== What the exercise asks ==
Copy out each line that includes the word "text".

== Task input ==
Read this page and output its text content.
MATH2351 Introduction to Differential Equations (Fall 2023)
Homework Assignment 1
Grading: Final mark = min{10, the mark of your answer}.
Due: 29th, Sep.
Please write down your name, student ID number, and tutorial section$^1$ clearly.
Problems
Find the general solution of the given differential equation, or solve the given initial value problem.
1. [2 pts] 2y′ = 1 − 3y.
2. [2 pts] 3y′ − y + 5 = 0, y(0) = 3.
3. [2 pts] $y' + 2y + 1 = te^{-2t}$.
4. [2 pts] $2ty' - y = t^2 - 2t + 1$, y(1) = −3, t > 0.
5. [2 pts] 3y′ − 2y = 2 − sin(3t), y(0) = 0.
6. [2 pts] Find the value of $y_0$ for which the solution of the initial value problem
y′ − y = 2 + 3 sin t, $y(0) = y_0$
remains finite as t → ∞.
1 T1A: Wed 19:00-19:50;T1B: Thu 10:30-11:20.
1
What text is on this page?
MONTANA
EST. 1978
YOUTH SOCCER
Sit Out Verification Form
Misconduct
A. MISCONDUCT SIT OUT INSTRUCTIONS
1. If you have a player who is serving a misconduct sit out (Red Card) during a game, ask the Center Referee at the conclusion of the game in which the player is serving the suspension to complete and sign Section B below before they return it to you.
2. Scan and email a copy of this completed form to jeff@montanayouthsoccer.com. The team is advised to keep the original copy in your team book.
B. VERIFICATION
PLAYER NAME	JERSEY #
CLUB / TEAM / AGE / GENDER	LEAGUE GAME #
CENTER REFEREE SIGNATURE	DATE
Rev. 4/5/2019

== Exercise solution ==
Read this page and output its text content.
What text is on this page?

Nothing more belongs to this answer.